[BEGIN]

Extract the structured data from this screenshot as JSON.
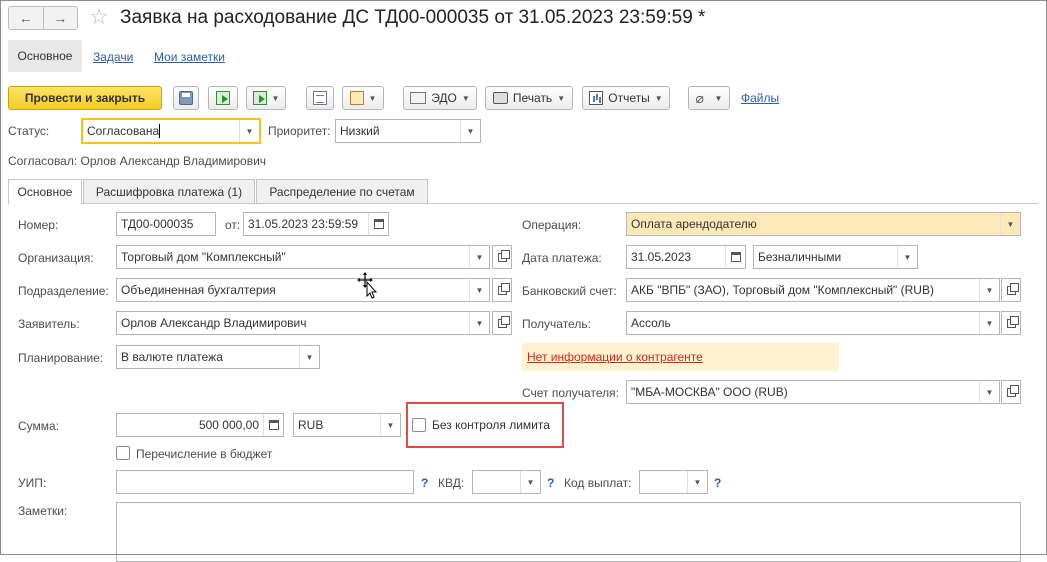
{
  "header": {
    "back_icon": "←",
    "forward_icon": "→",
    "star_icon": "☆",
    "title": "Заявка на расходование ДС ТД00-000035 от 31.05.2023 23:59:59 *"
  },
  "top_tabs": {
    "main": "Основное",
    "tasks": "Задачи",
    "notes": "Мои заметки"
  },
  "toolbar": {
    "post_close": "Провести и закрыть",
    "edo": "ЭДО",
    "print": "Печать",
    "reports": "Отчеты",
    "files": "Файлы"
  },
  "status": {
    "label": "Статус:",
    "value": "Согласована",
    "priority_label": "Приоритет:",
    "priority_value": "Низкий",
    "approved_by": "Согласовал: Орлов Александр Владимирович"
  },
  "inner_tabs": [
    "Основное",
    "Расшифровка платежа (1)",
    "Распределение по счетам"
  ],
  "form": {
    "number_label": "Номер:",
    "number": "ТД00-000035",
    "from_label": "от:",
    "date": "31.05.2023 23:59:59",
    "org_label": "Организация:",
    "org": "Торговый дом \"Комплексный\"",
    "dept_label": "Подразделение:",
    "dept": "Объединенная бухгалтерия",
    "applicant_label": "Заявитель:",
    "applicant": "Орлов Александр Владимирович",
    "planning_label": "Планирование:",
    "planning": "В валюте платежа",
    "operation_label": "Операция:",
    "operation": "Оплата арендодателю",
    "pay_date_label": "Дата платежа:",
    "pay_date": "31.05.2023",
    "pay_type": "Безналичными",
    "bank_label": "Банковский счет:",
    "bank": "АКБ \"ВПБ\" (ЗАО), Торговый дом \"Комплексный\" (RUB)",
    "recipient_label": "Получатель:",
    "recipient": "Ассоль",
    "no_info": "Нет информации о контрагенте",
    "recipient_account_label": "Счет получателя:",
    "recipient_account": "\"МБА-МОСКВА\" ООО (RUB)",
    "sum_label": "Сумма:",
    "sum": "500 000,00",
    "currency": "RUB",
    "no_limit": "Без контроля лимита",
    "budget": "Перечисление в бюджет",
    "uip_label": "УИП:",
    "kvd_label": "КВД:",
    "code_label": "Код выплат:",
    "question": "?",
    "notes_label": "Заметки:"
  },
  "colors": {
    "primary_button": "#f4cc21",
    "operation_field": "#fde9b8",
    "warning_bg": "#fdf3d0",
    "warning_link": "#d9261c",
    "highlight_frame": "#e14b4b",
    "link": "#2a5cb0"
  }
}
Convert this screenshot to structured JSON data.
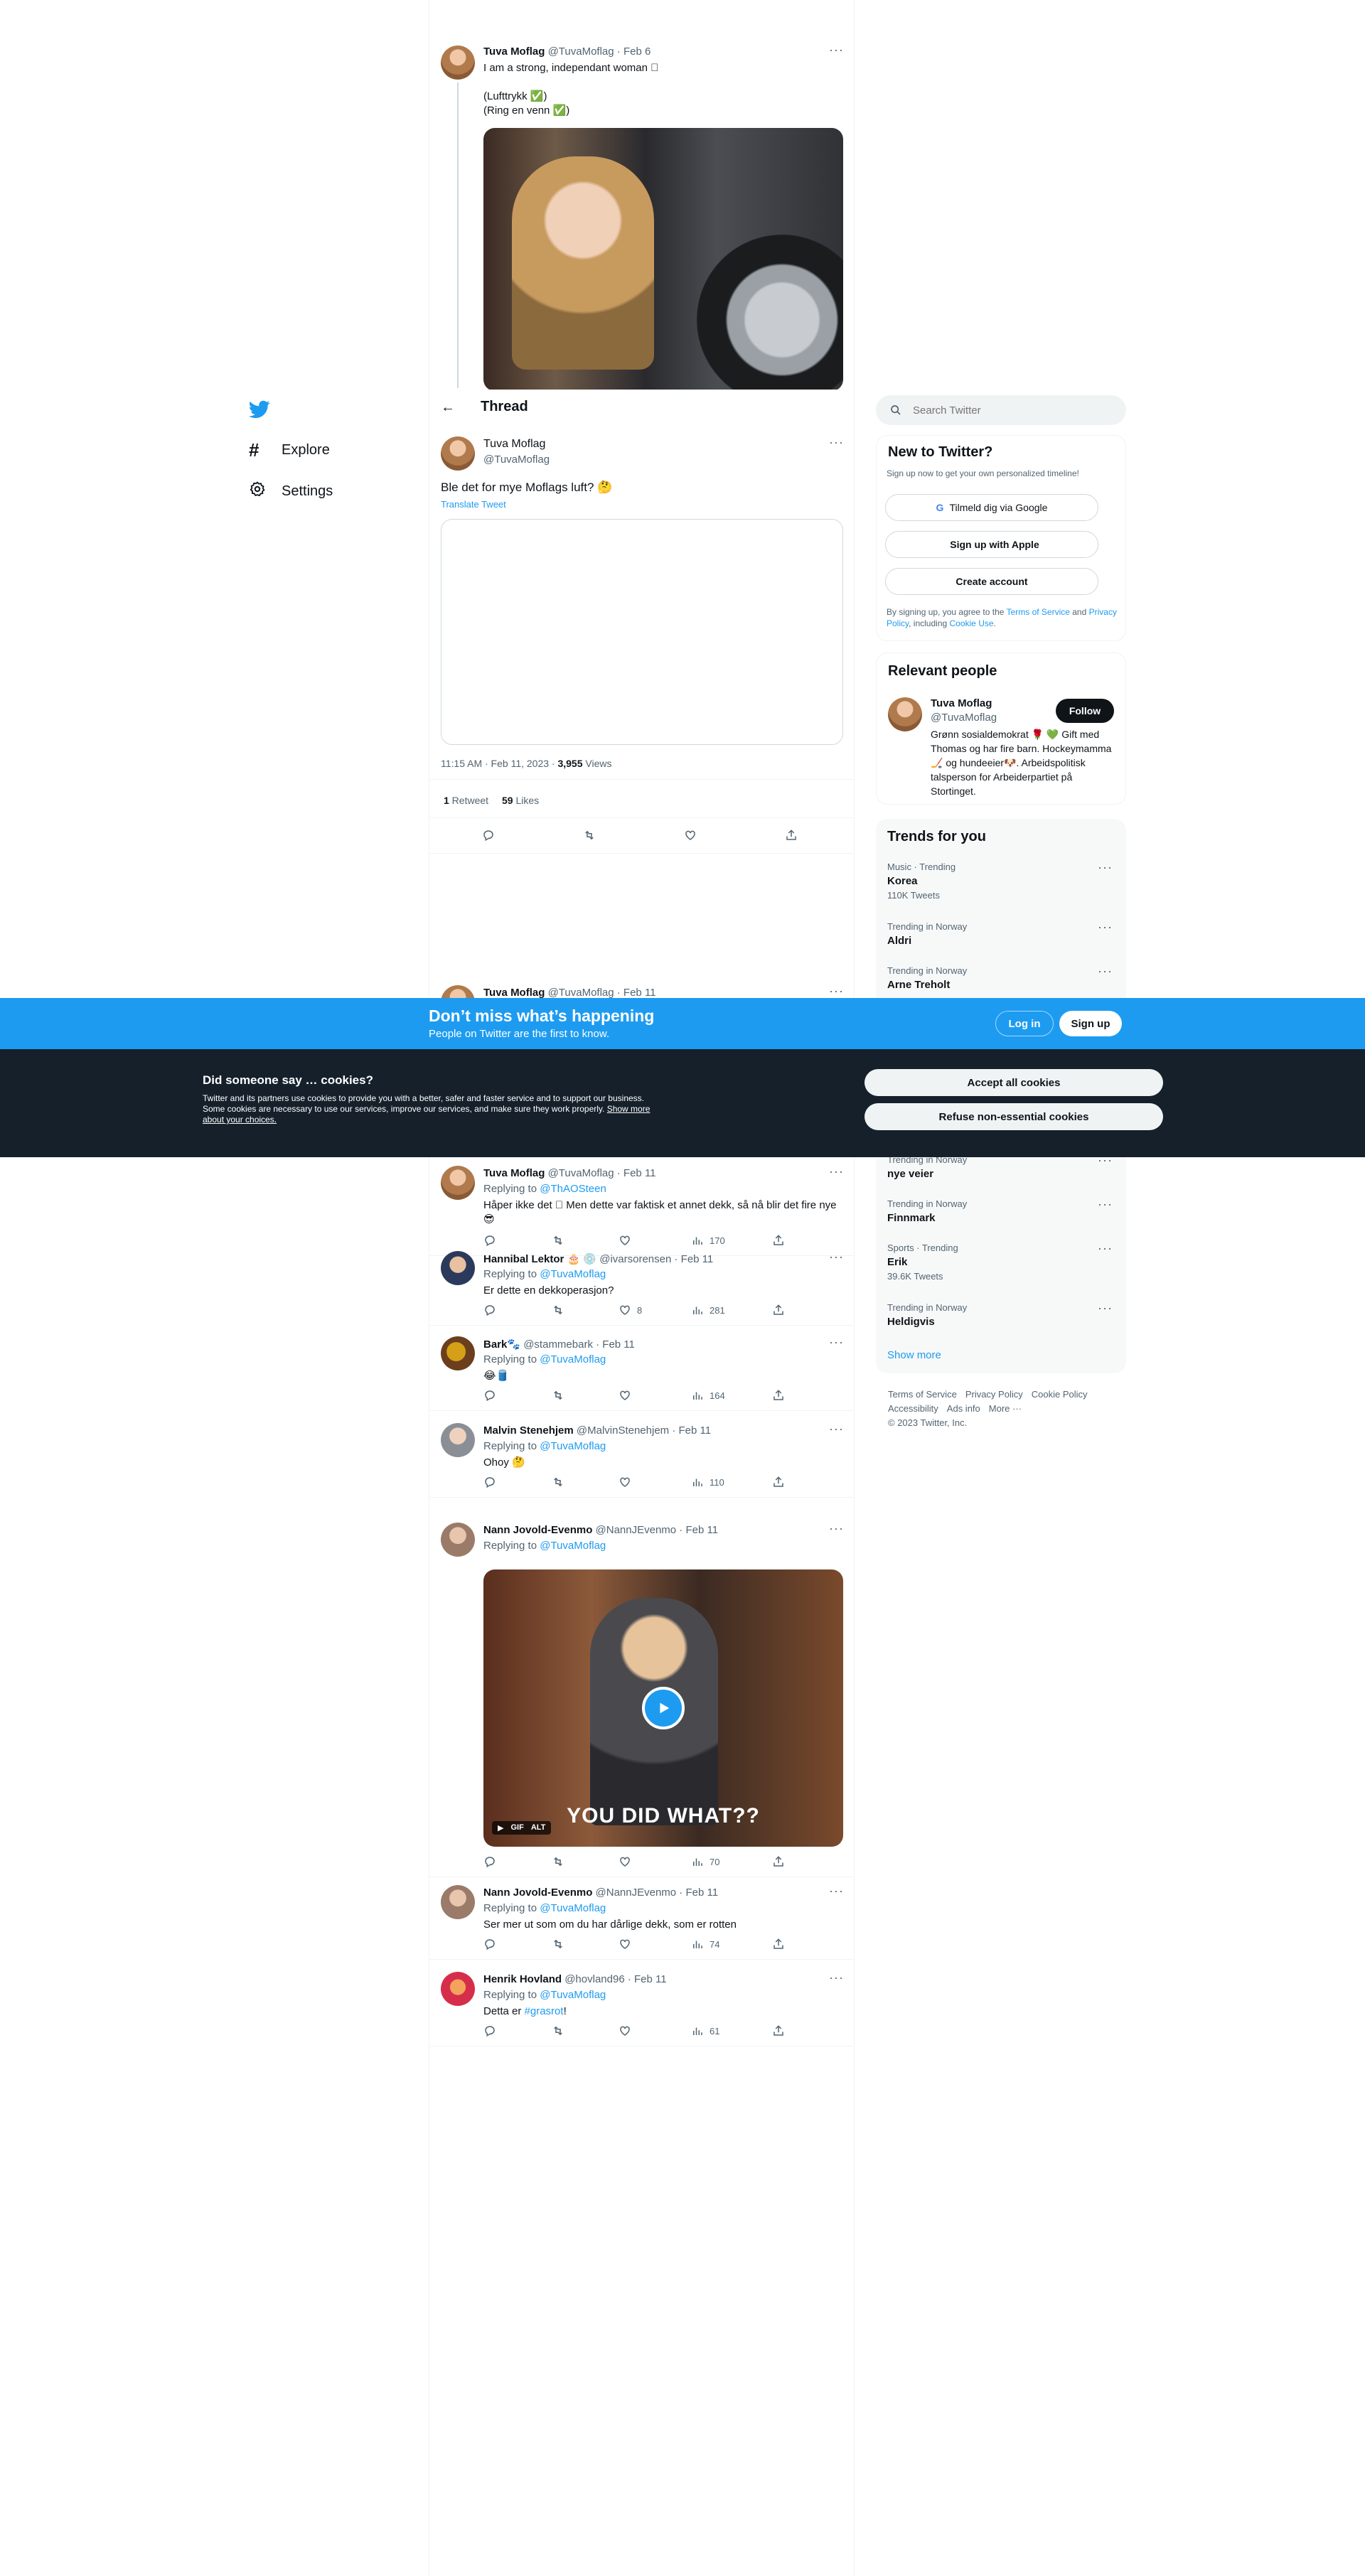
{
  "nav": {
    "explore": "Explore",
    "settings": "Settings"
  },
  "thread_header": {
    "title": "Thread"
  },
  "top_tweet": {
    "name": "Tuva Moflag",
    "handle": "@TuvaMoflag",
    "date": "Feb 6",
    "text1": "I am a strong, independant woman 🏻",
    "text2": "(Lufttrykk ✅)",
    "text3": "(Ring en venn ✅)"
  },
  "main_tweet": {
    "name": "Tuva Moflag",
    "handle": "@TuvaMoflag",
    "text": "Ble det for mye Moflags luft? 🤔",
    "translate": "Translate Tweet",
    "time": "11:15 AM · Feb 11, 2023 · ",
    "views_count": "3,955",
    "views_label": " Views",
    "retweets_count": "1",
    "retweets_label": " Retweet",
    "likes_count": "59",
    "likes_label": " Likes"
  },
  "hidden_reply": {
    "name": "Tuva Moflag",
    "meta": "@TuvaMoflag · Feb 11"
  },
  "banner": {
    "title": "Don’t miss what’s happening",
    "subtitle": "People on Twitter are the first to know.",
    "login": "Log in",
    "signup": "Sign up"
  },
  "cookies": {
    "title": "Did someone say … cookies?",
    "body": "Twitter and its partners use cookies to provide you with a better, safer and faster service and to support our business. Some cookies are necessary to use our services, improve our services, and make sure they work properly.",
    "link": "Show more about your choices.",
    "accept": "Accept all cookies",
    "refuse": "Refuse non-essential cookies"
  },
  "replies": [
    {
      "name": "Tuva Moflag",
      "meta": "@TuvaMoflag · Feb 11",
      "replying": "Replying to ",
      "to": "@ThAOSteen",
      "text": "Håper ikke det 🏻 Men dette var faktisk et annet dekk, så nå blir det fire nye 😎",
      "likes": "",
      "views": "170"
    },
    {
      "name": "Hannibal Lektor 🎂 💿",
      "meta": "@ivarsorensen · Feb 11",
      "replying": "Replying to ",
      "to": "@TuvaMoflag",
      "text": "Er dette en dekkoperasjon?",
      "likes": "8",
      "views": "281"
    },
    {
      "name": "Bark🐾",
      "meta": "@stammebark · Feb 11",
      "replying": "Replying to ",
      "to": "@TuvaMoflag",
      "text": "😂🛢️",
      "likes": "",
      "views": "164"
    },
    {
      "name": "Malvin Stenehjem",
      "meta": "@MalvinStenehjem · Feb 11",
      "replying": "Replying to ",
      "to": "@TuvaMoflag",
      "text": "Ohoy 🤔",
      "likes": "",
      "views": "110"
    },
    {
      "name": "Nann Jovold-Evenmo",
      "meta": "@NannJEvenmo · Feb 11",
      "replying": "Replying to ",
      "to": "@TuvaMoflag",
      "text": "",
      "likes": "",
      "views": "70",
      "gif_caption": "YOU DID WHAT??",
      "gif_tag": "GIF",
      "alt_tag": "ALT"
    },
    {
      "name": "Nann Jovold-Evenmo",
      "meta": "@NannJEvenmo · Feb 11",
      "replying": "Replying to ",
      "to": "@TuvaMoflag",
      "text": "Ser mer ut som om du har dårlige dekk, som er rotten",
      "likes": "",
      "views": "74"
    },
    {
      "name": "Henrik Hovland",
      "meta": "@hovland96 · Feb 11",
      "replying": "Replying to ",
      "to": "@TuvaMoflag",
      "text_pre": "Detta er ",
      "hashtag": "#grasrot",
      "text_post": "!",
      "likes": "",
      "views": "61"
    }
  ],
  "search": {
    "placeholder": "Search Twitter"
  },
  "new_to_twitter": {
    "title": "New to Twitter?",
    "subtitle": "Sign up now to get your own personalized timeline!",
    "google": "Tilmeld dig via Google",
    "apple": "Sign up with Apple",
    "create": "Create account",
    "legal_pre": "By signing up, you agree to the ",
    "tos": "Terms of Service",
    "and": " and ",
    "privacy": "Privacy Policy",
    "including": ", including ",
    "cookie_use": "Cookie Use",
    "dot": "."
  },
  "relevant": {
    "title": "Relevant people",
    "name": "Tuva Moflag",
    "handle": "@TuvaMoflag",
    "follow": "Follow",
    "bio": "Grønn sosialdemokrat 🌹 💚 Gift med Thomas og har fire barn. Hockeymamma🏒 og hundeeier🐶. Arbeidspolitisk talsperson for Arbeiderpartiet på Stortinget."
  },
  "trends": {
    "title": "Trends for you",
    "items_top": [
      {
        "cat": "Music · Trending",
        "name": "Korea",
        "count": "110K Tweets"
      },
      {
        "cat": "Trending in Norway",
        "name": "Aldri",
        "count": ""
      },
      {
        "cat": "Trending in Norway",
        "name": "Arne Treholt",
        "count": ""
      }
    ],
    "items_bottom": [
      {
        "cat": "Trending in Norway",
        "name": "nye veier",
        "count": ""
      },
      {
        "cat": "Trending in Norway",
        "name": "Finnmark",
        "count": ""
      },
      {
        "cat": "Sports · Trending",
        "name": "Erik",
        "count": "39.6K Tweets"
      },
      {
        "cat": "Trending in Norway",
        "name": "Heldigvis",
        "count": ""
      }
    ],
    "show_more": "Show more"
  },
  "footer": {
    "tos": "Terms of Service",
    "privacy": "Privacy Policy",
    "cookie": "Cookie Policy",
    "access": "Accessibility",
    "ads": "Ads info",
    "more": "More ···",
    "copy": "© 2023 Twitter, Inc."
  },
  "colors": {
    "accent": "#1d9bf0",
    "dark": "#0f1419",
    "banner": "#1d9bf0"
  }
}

[END]

Do not include images; quote all of the entries above exactly.

RESPONSE TO THIS TASK –
Extract the structured data from this screenshot as JSON.
{
  "header": {
    "back_icon": "←",
    "forward_icon": "→",
    "star_icon": "☆",
    "title": "Заявка на расходование ДС ТД00-000035 от 31.05.2023 23:59:59 *"
  },
  "top_tabs": {
    "main": "Основное",
    "tasks": "Задачи",
    "notes": "Мои заметки"
  },
  "toolbar": {
    "post_close": "Провести и закрыть",
    "edo": "ЭДО",
    "print": "Печать",
    "reports": "Отчеты",
    "files": "Файлы"
  },
  "status": {
    "label": "Статус:",
    "value": "Согласована",
    "priority_label": "Приоритет:",
    "priority_value": "Низкий",
    "approved_by": "Согласовал: Орлов Александр Владимирович"
  },
  "inner_tabs": [
    "Основное",
    "Расшифровка платежа (1)",
    "Распределение по счетам"
  ],
  "form": {
    "number_label": "Номер:",
    "number": "ТД00-000035",
    "from_label": "от:",
    "date": "31.05.2023 23:59:59",
    "org_label": "Организация:",
    "org": "Торговый дом \"Комплексный\"",
    "dept_label": "Подразделение:",
    "dept": "Объединенная бухгалтерия",
    "applicant_label": "Заявитель:",
    "applicant": "Орлов Александр Владимирович",
    "planning_label": "Планирование:",
    "planning": "В валюте платежа",
    "operation_label": "Операция:",
    "operation": "Оплата арендодателю",
    "pay_date_label": "Дата платежа:",
    "pay_date": "31.05.2023",
    "pay_type": "Безналичными",
    "bank_label": "Банковский счет:",
    "bank": "АКБ \"ВПБ\" (ЗАО), Торговый дом \"Комплексный\" (RUB)",
    "recipient_label": "Получатель:",
    "recipient": "Ассоль",
    "no_info": "Нет информации о контрагенте",
    "recipient_account_label": "Счет получателя:",
    "recipient_account": "\"МБА-МОСКВА\" ООО (RUB)",
    "sum_label": "Сумма:",
    "sum": "500 000,00",
    "currency": "RUB",
    "no_limit": "Без контроля лимита",
    "budget": "Перечисление в бюджет",
    "uip_label": "УИП:",
    "kvd_label": "КВД:",
    "code_label": "Код выплат:",
    "question": "?",
    "notes_label": "Заметки:"
  },
  "colors": {
    "primary_button": "#f4cc21",
    "operation_field": "#fde9b8",
    "warning_bg": "#fdf3d0",
    "warning_link": "#d9261c",
    "highlight_frame": "#e14b4b",
    "link": "#2a5cb0"
  }
}
Convert this screenshot to structured JSON data.
{
  "nav": {
    "explore": "Explore",
    "settings": "Settings"
  },
  "thread_header": {
    "title": "Thread"
  },
  "top_tweet": {
    "name": "Tuva Moflag",
    "handle": "@TuvaMoflag",
    "date": "Feb 6",
    "text1": "I am a strong, independant woman 🏻",
    "text2": "(Lufttrykk ✅)",
    "text3": "(Ring en venn ✅)"
  },
  "main_tweet": {
    "name": "Tuva Moflag",
    "handle": "@TuvaMoflag",
    "text": "Ble det for mye Moflags luft? 🤔",
    "translate": "Translate Tweet",
    "time": "11:15 AM · Feb 11, 2023 · ",
    "views_count": "3,955",
    "views_label": " Views",
    "retweets_count": "1",
    "retweets_label": " Retweet",
    "likes_count": "59",
    "likes_label": " Likes"
  },
  "hidden_reply": {
    "name": "Tuva Moflag",
    "meta": "@TuvaMoflag · Feb 11"
  },
  "banner": {
    "title": "Don’t miss what’s happening",
    "subtitle": "People on Twitter are the first to know.",
    "login": "Log in",
    "signup": "Sign up"
  },
  "cookies": {
    "title": "Did someone say … cookies?",
    "body": "Twitter and its partners use cookies to provide you with a better, safer and faster service and to support our business. Some cookies are necessary to use our services, improve our services, and make sure they work properly.",
    "link": "Show more about your choices.",
    "accept": "Accept all cookies",
    "refuse": "Refuse non-essential cookies"
  },
  "replies": [
    {
      "name": "Tuva Moflag",
      "meta": "@TuvaMoflag · Feb 11",
      "replying": "Replying to ",
      "to": "@ThAOSteen",
      "text": "Håper ikke det 🏻 Men dette var faktisk et annet dekk, så nå blir det fire nye 😎",
      "likes": "",
      "views": "170"
    },
    {
      "name": "Hannibal Lektor 🎂 💿",
      "meta": "@ivarsorensen · Feb 11",
      "replying": "Replying to ",
      "to": "@TuvaMoflag",
      "text": "Er dette en dekkoperasjon?",
      "likes": "8",
      "views": "281"
    },
    {
      "name": "Bark🐾",
      "meta": "@stammebark · Feb 11",
      "replying": "Replying to ",
      "to": "@TuvaMoflag",
      "text": "😂🛢️",
      "likes": "",
      "views": "164"
    },
    {
      "name": "Malvin Stenehjem",
      "meta": "@MalvinStenehjem · Feb 11",
      "replying": "Replying to ",
      "to": "@TuvaMoflag",
      "text": "Ohoy 🤔",
      "likes": "",
      "views": "110"
    },
    {
      "name": "Nann Jovold-Evenmo",
      "meta": "@NannJEvenmo · Feb 11",
      "replying": "Replying to ",
      "to": "@TuvaMoflag",
      "text": "",
      "likes": "",
      "views": "70",
      "gif_caption": "YOU DID WHAT??",
      "gif_tag": "GIF",
      "alt_tag": "ALT"
    },
    {
      "name": "Nann Jovold-Evenmo",
      "meta": "@NannJEvenmo · Feb 11",
      "replying": "Replying to ",
      "to": "@TuvaMoflag",
      "text": "Ser mer ut som om du har dårlige dekk, som er rotten",
      "likes": "",
      "views": "74"
    },
    {
      "name": "Henrik Hovland",
      "meta": "@hovland96 · Feb 11",
      "replying": "Replying to ",
      "to": "@TuvaMoflag",
      "text_pre": "Detta er ",
      "hashtag": "#grasrot",
      "text_post": "!",
      "likes": "",
      "views": "61"
    }
  ],
  "search": {
    "placeholder": "Search Twitter"
  },
  "new_to_twitter": {
    "title": "New to Twitter?",
    "subtitle": "Sign up now to get your own personalized timeline!",
    "google": "Tilmeld dig via Google",
    "apple": "Sign up with Apple",
    "create": "Create account",
    "legal_pre": "By signing up, you agree to the ",
    "tos": "Terms of Service",
    "and": " and ",
    "privacy": "Privacy Policy",
    "including": ", including ",
    "cookie_use": "Cookie Use",
    "dot": "."
  },
  "relevant": {
    "title": "Relevant people",
    "name": "Tuva Moflag",
    "handle": "@TuvaMoflag",
    "follow": "Follow",
    "bio": "Grønn sosialdemokrat 🌹 💚 Gift med Thomas og har fire barn. Hockeymamma🏒 og hundeeier🐶. Arbeidspolitisk talsperson for Arbeiderpartiet på Stortinget."
  },
  "trends": {
    "title": "Trends for you",
    "items_top": [
      {
        "cat": "Music · Trending",
        "name": "Korea",
        "count": "110K Tweets"
      },
      {
        "cat": "Trending in Norway",
        "name": "Aldri",
        "count": ""
      },
      {
        "cat": "Trending in Norway",
        "name": "Arne Treholt",
        "count": ""
      }
    ],
    "items_bottom": [
      {
        "cat": "Trending in Norway",
        "name": "nye veier",
        "count": ""
      },
      {
        "cat": "Trending in Norway",
        "name": "Finnmark",
        "count": ""
      },
      {
        "cat": "Sports · Trending",
        "name": "Erik",
        "count": "39.6K Tweets"
      },
      {
        "cat": "Trending in Norway",
        "name": "Heldigvis",
        "count": ""
      }
    ],
    "show_more": "Show more"
  },
  "footer": {
    "tos": "Terms of Service",
    "privacy": "Privacy Policy",
    "cookie": "Cookie Policy",
    "access": "Accessibility",
    "ads": "Ads info",
    "more": "More ···",
    "copy": "© 2023 Twitter, Inc."
  },
  "colors": {
    "accent": "#1d9bf0",
    "dark": "#0f1419",
    "banner": "#1d9bf0"
  }
}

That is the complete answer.